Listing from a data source
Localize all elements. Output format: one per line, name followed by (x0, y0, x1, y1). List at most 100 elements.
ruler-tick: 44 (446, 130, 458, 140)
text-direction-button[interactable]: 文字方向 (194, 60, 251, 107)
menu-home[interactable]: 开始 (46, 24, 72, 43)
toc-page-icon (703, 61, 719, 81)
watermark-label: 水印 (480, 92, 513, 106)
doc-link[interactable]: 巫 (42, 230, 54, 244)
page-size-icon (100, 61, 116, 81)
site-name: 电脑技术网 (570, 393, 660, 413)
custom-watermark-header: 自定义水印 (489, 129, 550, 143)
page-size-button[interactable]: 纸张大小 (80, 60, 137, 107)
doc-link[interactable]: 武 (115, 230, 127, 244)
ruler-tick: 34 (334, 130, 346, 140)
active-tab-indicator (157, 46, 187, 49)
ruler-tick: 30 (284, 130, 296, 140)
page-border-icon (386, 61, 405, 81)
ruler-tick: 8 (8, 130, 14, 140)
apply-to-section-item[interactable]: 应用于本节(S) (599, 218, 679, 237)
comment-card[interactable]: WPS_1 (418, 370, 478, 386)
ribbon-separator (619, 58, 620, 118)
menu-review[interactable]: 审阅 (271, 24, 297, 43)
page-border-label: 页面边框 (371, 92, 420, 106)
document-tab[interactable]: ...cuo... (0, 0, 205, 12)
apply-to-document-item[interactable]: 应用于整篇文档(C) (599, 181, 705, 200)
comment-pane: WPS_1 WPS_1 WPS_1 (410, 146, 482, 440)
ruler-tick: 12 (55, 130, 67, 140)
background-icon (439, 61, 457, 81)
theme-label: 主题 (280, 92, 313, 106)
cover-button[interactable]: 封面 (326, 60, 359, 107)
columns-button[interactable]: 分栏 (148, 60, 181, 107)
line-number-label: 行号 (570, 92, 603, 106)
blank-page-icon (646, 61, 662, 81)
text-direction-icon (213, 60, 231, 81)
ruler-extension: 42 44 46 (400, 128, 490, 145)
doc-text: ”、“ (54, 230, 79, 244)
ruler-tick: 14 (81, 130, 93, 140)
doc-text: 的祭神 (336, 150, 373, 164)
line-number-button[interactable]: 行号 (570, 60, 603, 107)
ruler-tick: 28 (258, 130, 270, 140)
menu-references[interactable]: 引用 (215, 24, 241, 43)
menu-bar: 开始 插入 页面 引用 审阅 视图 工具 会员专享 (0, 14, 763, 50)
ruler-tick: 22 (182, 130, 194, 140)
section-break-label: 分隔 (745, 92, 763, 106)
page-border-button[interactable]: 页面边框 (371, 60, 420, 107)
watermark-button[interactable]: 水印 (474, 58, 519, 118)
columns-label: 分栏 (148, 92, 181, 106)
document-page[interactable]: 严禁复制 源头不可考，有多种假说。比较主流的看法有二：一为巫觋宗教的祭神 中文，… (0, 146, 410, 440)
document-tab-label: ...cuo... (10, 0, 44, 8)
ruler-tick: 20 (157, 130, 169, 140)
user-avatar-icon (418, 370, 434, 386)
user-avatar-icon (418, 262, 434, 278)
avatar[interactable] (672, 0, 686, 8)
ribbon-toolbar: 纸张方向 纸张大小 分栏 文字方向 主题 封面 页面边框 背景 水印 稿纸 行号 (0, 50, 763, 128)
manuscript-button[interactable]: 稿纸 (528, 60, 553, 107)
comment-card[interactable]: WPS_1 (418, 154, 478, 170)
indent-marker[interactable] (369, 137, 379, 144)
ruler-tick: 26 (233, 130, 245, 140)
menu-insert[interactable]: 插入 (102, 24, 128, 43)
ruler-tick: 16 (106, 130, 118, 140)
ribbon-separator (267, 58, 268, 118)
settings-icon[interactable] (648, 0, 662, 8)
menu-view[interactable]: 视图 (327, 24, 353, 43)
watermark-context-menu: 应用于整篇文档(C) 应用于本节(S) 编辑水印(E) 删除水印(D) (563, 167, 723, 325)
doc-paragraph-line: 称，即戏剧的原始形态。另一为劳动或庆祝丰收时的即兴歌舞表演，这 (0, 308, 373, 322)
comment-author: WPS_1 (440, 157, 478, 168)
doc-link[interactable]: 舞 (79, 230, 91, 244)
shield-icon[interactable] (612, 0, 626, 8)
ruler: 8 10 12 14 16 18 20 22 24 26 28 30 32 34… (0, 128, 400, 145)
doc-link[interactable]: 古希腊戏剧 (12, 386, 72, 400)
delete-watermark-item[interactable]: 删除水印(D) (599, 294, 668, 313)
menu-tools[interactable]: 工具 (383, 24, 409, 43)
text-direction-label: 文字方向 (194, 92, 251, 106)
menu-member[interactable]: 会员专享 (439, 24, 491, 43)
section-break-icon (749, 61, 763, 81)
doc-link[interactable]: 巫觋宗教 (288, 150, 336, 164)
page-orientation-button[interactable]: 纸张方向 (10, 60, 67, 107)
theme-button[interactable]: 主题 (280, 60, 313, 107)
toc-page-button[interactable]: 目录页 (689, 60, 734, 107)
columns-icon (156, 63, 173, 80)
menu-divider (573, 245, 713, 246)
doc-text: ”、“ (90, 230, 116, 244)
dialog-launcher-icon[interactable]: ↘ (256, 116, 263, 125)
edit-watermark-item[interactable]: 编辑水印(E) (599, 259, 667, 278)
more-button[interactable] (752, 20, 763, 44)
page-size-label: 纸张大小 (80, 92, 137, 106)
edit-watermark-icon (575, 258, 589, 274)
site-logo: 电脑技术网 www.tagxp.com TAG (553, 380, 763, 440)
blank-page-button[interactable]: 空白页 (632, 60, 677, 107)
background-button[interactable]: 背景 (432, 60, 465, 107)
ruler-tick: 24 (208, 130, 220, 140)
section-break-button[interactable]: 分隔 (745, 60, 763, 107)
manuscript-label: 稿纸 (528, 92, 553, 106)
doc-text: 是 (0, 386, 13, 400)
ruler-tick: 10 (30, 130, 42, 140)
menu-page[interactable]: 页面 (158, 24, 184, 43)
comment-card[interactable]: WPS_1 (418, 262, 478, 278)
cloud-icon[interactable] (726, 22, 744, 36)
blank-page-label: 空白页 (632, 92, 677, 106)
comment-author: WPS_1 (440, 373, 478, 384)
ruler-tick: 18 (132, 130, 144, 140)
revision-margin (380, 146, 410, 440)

WHAT THIS TASK INVOLVES
Edit the listing from its first line through the line containing "menu-home[interactable]: 开始 (46, 24, 72, 43)" so that "text-direction-button" becomes "text-orientation-button", changing nothing else, and return only those lines.

SOLUTION TO THE PROBLEM
Localize all elements. Output format: one per line, name followed by (x0, y0, x1, y1). List at most 100 elements.
ruler-tick: 44 (446, 130, 458, 140)
text-orientation-button[interactable]: 文字方向 (194, 60, 251, 107)
menu-home[interactable]: 开始 (46, 24, 72, 43)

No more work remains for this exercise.